Please rewrite every line of the records as a numbered list, skipping any blank lines and leaving out the pictures.

Collected data entries
---+---
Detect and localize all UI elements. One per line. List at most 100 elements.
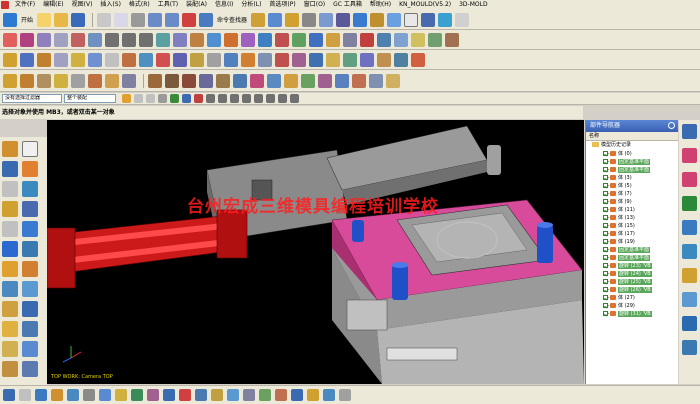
arc-icon[interactable] [20, 32, 34, 47]
feature-node[interactable]: 体 (17) [586, 230, 678, 238]
trimmed-sheet-icon[interactable] [352, 73, 366, 88]
sphere-icon[interactable] [54, 73, 68, 88]
groove-icon[interactable] [122, 52, 136, 67]
trim-mold-icon[interactable] [22, 321, 38, 337]
visibility-checkbox-icon[interactable] [603, 271, 608, 276]
menu-view[interactable]: 视图(V) [68, 0, 97, 10]
fit-icon[interactable] [285, 12, 300, 27]
project-curve-icon[interactable] [258, 32, 272, 47]
patch-icon[interactable] [377, 52, 391, 67]
visibility-checkbox-icon[interactable] [603, 215, 608, 220]
history-icon[interactable] [2, 161, 18, 177]
cut-icon[interactable] [97, 12, 112, 27]
feature-node[interactable]: 体 (5) [586, 182, 678, 190]
zoom-icon[interactable] [302, 12, 317, 27]
feature-node[interactable]: 旋转 (23) 'VB [586, 262, 678, 270]
control-point-icon[interactable] [278, 94, 287, 103]
pocket-tool-icon[interactable] [2, 341, 18, 357]
hole-icon[interactable] [37, 52, 51, 67]
wedge-icon[interactable] [105, 73, 119, 88]
visibility-checkbox-icon[interactable] [603, 199, 608, 204]
curve-icon[interactable] [54, 32, 68, 47]
smooth-spline-icon[interactable] [428, 32, 442, 47]
replace-face-icon[interactable] [394, 52, 408, 67]
center-snap-icon[interactable] [194, 94, 203, 103]
point-on-face-icon[interactable] [254, 94, 263, 103]
split-body-icon[interactable] [275, 52, 289, 67]
helix-icon[interactable] [156, 32, 170, 47]
mirror-icon[interactable] [309, 52, 323, 67]
ellipse-icon[interactable] [139, 32, 153, 47]
ribbon-icon-19[interactable] [291, 389, 303, 401]
edit-curve-icon[interactable] [394, 32, 408, 47]
menu-kn-mould[interactable]: KN_MOULD(V5.2) [395, 0, 455, 10]
ribbon-icon-11[interactable] [163, 389, 175, 401]
quadrant-snap-icon[interactable] [206, 94, 215, 103]
feature-node[interactable]: 固定基准平面 [586, 158, 678, 166]
intersection-snap-icon[interactable] [218, 94, 227, 103]
command-finder-icon[interactable] [199, 12, 214, 27]
thicken-icon[interactable] [343, 52, 357, 67]
undo-icon[interactable] [148, 12, 163, 27]
arc-center-icon[interactable] [266, 94, 275, 103]
arrow-curve-icon[interactable] [148, 73, 162, 88]
draft-icon[interactable] [241, 52, 255, 67]
resource-history-icon[interactable] [682, 244, 697, 259]
visibility-checkbox-icon[interactable] [603, 239, 608, 244]
cavity-layout-icon[interactable] [22, 201, 38, 217]
visibility-checkbox-icon[interactable] [603, 151, 608, 156]
visibility-checkbox-icon[interactable] [603, 207, 608, 212]
navigator-column-header[interactable]: 名称 [586, 132, 678, 141]
roles-icon[interactable] [22, 181, 38, 197]
ribbon-icon-4[interactable] [51, 389, 63, 401]
visibility-checkbox-icon[interactable] [603, 279, 608, 284]
resource-web-icon[interactable] [682, 220, 697, 235]
trim-body-icon[interactable] [258, 52, 272, 67]
ribbon-icon-1[interactable] [3, 389, 15, 401]
law-curve-icon[interactable] [173, 32, 187, 47]
extract-curve-icon[interactable] [309, 32, 323, 47]
intersect-icon[interactable] [173, 52, 187, 67]
ribbon-icon-10[interactable] [147, 389, 159, 401]
resource-help-icon[interactable] [682, 340, 697, 355]
save-icon[interactable] [71, 12, 86, 27]
tangent-snap-icon[interactable] [290, 94, 299, 103]
feature-node[interactable]: 体 (7) [586, 190, 678, 198]
flip-icon[interactable] [199, 73, 213, 88]
menu-assembly[interactable]: 装配(A) [182, 0, 211, 10]
visibility-checkbox-icon[interactable] [603, 183, 608, 188]
point-on-curve-icon[interactable] [242, 94, 251, 103]
gate-icon[interactable] [22, 281, 38, 297]
more-tools-icon[interactable] [455, 12, 470, 27]
feature-node[interactable]: 体 (19) [586, 238, 678, 246]
boss-icon[interactable] [54, 52, 68, 67]
ejector-pin-icon[interactable] [2, 261, 18, 277]
resource-system-icon[interactable] [682, 268, 697, 283]
ribbon-icon-3[interactable] [35, 389, 47, 401]
start-icon[interactable] [3, 12, 17, 27]
ribbon-icon-8[interactable] [115, 389, 127, 401]
deselect-icon[interactable] [158, 94, 167, 103]
ribbon-icon-2[interactable] [19, 389, 31, 401]
new-file-icon[interactable] [37, 12, 52, 27]
revolve-icon[interactable] [20, 52, 34, 67]
rotate-icon[interactable] [336, 12, 351, 27]
subtract-icon[interactable] [156, 52, 170, 67]
studio-surface-icon[interactable] [301, 73, 315, 88]
command-finder-button[interactable]: 命令查找器 [217, 15, 247, 24]
sub-insert-icon[interactable] [2, 281, 18, 297]
feature-node[interactable]: 体 (9) [586, 198, 678, 206]
feature-node[interactable]: 旋转 (31) 'VB [586, 310, 678, 318]
feature-node[interactable]: 体 (0) [586, 150, 678, 158]
layer-icon[interactable] [421, 12, 436, 27]
pad-icon[interactable] [88, 52, 102, 67]
menu-analysis[interactable]: 分析(L) [237, 0, 265, 10]
type-filter-dropdown[interactable]: 没有选择过滤器 [2, 94, 62, 103]
visibility-checkbox-icon[interactable] [603, 167, 608, 172]
visibility-checkbox-icon[interactable] [603, 263, 608, 268]
cylinder-icon[interactable] [20, 73, 34, 88]
menu-edit[interactable]: 编辑(E) [39, 0, 67, 10]
face-blend-icon[interactable] [386, 73, 400, 88]
slider-lifter-icon[interactable] [22, 261, 38, 277]
selection-icon[interactable] [251, 12, 266, 27]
---+---
◆ Solution:
1. Detect and localize all UI elements. One per line. List at most 100 elements.
2. arc-icon[interactable] [20, 32, 34, 47]
3. feature-node[interactable]: 体 (17) [586, 230, 678, 238]
4. trimmed-sheet-icon[interactable] [352, 73, 366, 88]
5. sphere-icon[interactable] [54, 73, 68, 88]
6. groove-icon[interactable] [122, 52, 136, 67]
7. trim-mold-icon[interactable] [22, 321, 38, 337]
8. visibility-checkbox-icon[interactable] [603, 271, 608, 276]
9. menu-view[interactable]: 视图(V) [68, 0, 97, 10]
10. fit-icon[interactable] [285, 12, 300, 27]
11. project-curve-icon[interactable] [258, 32, 272, 47]
12. patch-icon[interactable] [377, 52, 391, 67]
13. visibility-checkbox-icon[interactable] [603, 215, 608, 220]
14. history-icon[interactable] [2, 161, 18, 177]
15. cut-icon[interactable] [97, 12, 112, 27]
16. feature-node[interactable]: 体 (5) [586, 182, 678, 190]
17. zoom-icon[interactable] [302, 12, 317, 27]
18. feature-node[interactable]: 旋转 (23) 'VB [586, 262, 678, 270]
19. control-point-icon[interactable] [278, 94, 287, 103]
20. pocket-tool-icon[interactable] [2, 341, 18, 357]
21. hole-icon[interactable] [37, 52, 51, 67]
22. wedge-icon[interactable] [105, 73, 119, 88]
23. visibility-checkbox-icon[interactable] [603, 199, 608, 204]
24. curve-icon[interactable] [54, 32, 68, 47]
25. smooth-spline-icon[interactable] [428, 32, 442, 47]
26. replace-face-icon[interactable] [394, 52, 408, 67]
27. center-snap-icon[interactable] [194, 94, 203, 103]
28. point-on-face-icon[interactable] [254, 94, 263, 103]
29. split-body-icon[interactable] [275, 52, 289, 67]
30. helix-icon[interactable] [156, 32, 170, 47]
31. mirror-icon[interactable] [309, 52, 323, 67]
32. ellipse-icon[interactable] [139, 32, 153, 47]
33. ribbon-icon-19[interactable] [291, 389, 303, 401]
34. edit-curve-icon[interactable] [394, 32, 408, 47]
35. menu-kn-mould[interactable]: KN_MOULD(V5.2) [395, 0, 455, 10]
36. ribbon-icon-11[interactable] [163, 389, 175, 401]
37. quadrant-snap-icon[interactable] [206, 94, 215, 103]
38. feature-node[interactable]: 固定基准平面 [586, 158, 678, 166]
39. intersection-snap-icon[interactable] [218, 94, 227, 103]
40. command-finder-icon[interactable] [199, 12, 214, 27]
41. thicken-icon[interactable] [343, 52, 357, 67]
42. undo-icon[interactable] [148, 12, 163, 27]
43. arc-center-icon[interactable] [266, 94, 275, 103]
44. arrow-curve-icon[interactable] [148, 73, 162, 88]
45. draft-icon[interactable] [241, 52, 255, 67]
46. resource-history-icon[interactable] [682, 244, 697, 259]
47. visibility-checkbox-icon[interactable] [603, 239, 608, 244]
48. cavity-layout-icon[interactable] [22, 201, 38, 217]
49. visibility-checkbox-icon[interactable] [603, 151, 608, 156]
50. visibility-checkbox-icon[interactable] [603, 207, 608, 212]
51. navigator-column-header[interactable]: 名称 [586, 132, 678, 141]
52. roles-icon[interactable] [22, 181, 38, 197]
53. ribbon-icon-4[interactable] [51, 389, 63, 401]
54. visibility-checkbox-icon[interactable] [603, 279, 608, 284]
55. resource-web-icon[interactable] [682, 220, 697, 235]
56. trim-body-icon[interactable] [258, 52, 272, 67]
57. ribbon-icon-1[interactable] [3, 389, 15, 401]
58. law-curve-icon[interactable] [173, 32, 187, 47]
59. extract-curve-icon[interactable] [309, 32, 323, 47]
60. intersect-icon[interactable] [173, 52, 187, 67]
61. ribbon-icon-10[interactable] [147, 389, 159, 401]
62. resource-help-icon[interactable] [682, 340, 697, 355]
63. save-icon[interactable] [71, 12, 86, 27]
64. tangent-snap-icon[interactable] [290, 94, 299, 103]
65. feature-node[interactable]: 体 (7) [586, 190, 678, 198]
66. flip-icon[interactable] [199, 73, 213, 88]
67. menu-assembly[interactable]: 装配(A) [182, 0, 211, 10]
68. visibility-checkbox-icon[interactable] [603, 183, 608, 188]
69. point-on-curve-icon[interactable] [242, 94, 251, 103]
70. gate-icon[interactable] [22, 281, 38, 297]
71. more-tools-icon[interactable] [455, 12, 470, 27]
72. feature-node[interactable]: 体 (19) [586, 238, 678, 246]
73. boss-icon[interactable] [54, 52, 68, 67]
74. ejector-pin-icon[interactable] [2, 261, 18, 277]
75. resource-system-icon[interactable] [682, 268, 697, 283]
76. ribbon-icon-3[interactable] [35, 389, 47, 401]
77. start-icon[interactable] [3, 12, 17, 27]
78. ribbon-icon-8[interactable] [115, 389, 127, 401]
79. deselect-icon[interactable] [158, 94, 167, 103]
80. ribbon-icon-2[interactable] [19, 389, 31, 401]
81. new-file-icon[interactable] [37, 12, 52, 27]
82. revolve-icon[interactable] [20, 52, 34, 67]
83. rotate-icon[interactable] [336, 12, 351, 27]
84. subtract-icon[interactable] [156, 52, 170, 67]
85. studio-surface-icon[interactable] [301, 73, 315, 88]
86. command-finder-button[interactable]: 命令查找器 [217, 15, 247, 24]
87. sub-insert-icon[interactable] [2, 281, 18, 297]
88. feature-node[interactable]: 体 (9) [586, 198, 678, 206]
89. feature-node[interactable]: 旋转 (31) 'VB [586, 310, 678, 318]
90. feature-node[interactable]: 体 (0) [586, 150, 678, 158]
91. layer-icon[interactable] [421, 12, 436, 27]
92. pad-icon[interactable] [88, 52, 102, 67]
93. menu-analysis[interactable]: 分析(L) [237, 0, 265, 10]
94. type-filter-dropdown[interactable]: 没有选择过滤器 [2, 94, 62, 103]
95. visibility-checkbox-icon[interactable] [603, 167, 608, 172]
96. visibility-checkbox-icon[interactable] [603, 263, 608, 268]
97. cylinder-icon[interactable] [20, 73, 34, 88]
98. menu-edit[interactable]: 编辑(E) [39, 0, 67, 10]
99. face-blend-icon[interactable] [386, 73, 400, 88]
100. slider-lifter-icon[interactable] [22, 261, 38, 277]
101. selection-icon[interactable] [251, 12, 266, 27]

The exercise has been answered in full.